((

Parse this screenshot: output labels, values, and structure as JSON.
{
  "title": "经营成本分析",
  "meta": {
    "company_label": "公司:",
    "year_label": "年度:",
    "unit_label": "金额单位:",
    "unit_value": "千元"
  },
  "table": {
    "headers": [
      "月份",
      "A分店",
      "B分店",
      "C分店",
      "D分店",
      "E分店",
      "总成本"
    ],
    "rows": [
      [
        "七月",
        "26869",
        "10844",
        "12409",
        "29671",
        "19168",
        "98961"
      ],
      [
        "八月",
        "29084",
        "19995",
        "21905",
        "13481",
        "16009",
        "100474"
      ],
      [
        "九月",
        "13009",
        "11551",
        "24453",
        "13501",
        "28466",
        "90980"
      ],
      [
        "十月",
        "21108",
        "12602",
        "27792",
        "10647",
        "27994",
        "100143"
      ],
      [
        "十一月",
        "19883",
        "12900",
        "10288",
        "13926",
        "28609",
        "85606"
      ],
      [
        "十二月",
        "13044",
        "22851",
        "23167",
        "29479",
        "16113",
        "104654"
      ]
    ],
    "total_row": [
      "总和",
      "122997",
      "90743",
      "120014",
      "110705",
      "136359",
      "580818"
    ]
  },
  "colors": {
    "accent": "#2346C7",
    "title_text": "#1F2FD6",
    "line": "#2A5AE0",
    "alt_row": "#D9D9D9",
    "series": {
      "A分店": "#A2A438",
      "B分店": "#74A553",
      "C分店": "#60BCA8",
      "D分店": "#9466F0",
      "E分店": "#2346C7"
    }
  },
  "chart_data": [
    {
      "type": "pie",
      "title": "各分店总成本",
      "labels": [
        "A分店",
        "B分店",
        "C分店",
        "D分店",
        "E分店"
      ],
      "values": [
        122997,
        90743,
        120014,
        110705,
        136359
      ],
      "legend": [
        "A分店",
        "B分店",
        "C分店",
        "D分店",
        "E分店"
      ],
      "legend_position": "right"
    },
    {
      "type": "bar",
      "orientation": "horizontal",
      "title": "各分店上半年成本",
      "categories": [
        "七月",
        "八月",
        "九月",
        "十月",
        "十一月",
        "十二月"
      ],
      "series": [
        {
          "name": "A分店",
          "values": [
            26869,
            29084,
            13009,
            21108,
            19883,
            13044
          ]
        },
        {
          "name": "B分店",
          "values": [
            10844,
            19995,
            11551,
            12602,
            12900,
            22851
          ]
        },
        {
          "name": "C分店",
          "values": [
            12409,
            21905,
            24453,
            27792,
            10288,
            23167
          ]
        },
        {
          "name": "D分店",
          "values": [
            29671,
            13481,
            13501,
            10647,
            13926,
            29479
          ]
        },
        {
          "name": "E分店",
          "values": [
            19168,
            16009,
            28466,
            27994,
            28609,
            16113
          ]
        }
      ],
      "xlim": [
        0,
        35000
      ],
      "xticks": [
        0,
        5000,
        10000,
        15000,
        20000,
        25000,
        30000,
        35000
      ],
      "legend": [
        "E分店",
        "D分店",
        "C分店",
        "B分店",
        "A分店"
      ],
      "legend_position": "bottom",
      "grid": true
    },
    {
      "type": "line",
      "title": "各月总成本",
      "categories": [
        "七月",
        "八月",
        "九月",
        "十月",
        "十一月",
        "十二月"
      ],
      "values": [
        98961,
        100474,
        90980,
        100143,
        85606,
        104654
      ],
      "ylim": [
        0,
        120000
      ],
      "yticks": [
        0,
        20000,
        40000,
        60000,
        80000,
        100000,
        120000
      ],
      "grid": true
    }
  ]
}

))

### Challenge:
Check every line of the data above for the string "name", and copy those that have it.

### Result for this exercise:
          "name": "A分店",
          "name": "B分店",
          "name": "C分店",
          "name": "D分店",
          "name": "E分店",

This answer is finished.